Leave out the pictures and copy every record exactly.

___ Excerpted records ___

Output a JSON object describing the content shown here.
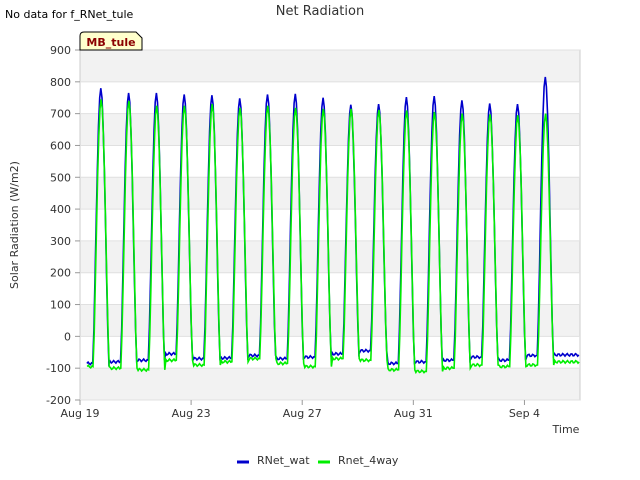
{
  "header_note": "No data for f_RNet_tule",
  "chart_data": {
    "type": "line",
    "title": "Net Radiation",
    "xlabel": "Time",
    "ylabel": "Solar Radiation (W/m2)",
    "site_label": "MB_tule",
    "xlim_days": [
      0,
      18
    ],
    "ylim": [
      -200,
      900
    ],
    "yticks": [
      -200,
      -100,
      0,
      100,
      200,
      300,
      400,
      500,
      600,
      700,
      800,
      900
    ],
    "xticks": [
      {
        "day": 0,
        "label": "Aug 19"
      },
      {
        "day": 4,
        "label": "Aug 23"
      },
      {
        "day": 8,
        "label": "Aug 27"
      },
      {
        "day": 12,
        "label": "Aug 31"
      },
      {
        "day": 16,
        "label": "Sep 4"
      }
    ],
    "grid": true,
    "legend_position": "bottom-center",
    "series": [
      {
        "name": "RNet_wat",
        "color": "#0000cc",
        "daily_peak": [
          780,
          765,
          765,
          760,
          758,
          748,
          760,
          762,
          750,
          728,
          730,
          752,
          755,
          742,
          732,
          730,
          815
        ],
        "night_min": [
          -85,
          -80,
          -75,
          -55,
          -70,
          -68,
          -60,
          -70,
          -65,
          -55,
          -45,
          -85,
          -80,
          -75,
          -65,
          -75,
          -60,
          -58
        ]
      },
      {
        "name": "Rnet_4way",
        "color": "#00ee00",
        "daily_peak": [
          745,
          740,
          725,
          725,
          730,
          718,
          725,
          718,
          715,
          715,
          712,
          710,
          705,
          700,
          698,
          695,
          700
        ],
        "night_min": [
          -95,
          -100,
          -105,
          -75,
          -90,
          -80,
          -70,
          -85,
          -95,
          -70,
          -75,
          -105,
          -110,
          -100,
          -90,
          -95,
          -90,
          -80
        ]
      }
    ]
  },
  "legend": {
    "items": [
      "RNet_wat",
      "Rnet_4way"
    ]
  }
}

___

[The answer]:
Output a JSON object describing the content shown here.
{
  "header_note": "No data for f_RNet_tule",
  "chart_data": {
    "type": "line",
    "title": "Net Radiation",
    "xlabel": "Time",
    "ylabel": "Solar Radiation (W/m2)",
    "site_label": "MB_tule",
    "xlim_days": [
      0,
      18
    ],
    "ylim": [
      -200,
      900
    ],
    "yticks": [
      -200,
      -100,
      0,
      100,
      200,
      300,
      400,
      500,
      600,
      700,
      800,
      900
    ],
    "xticks": [
      {
        "day": 0,
        "label": "Aug 19"
      },
      {
        "day": 4,
        "label": "Aug 23"
      },
      {
        "day": 8,
        "label": "Aug 27"
      },
      {
        "day": 12,
        "label": "Aug 31"
      },
      {
        "day": 16,
        "label": "Sep 4"
      }
    ],
    "grid": true,
    "legend_position": "bottom-center",
    "series": [
      {
        "name": "RNet_wat",
        "color": "#0000cc",
        "daily_peak": [
          780,
          765,
          765,
          760,
          758,
          748,
          760,
          762,
          750,
          728,
          730,
          752,
          755,
          742,
          732,
          730,
          815
        ],
        "night_min": [
          -85,
          -80,
          -75,
          -55,
          -70,
          -68,
          -60,
          -70,
          -65,
          -55,
          -45,
          -85,
          -80,
          -75,
          -65,
          -75,
          -60,
          -58
        ]
      },
      {
        "name": "Rnet_4way",
        "color": "#00ee00",
        "daily_peak": [
          745,
          740,
          725,
          725,
          730,
          718,
          725,
          718,
          715,
          715,
          712,
          710,
          705,
          700,
          698,
          695,
          700
        ],
        "night_min": [
          -95,
          -100,
          -105,
          -75,
          -90,
          -80,
          -70,
          -85,
          -95,
          -70,
          -75,
          -105,
          -110,
          -100,
          -90,
          -95,
          -90,
          -80
        ]
      }
    ]
  },
  "legend": {
    "items": [
      "RNet_wat",
      "Rnet_4way"
    ]
  }
}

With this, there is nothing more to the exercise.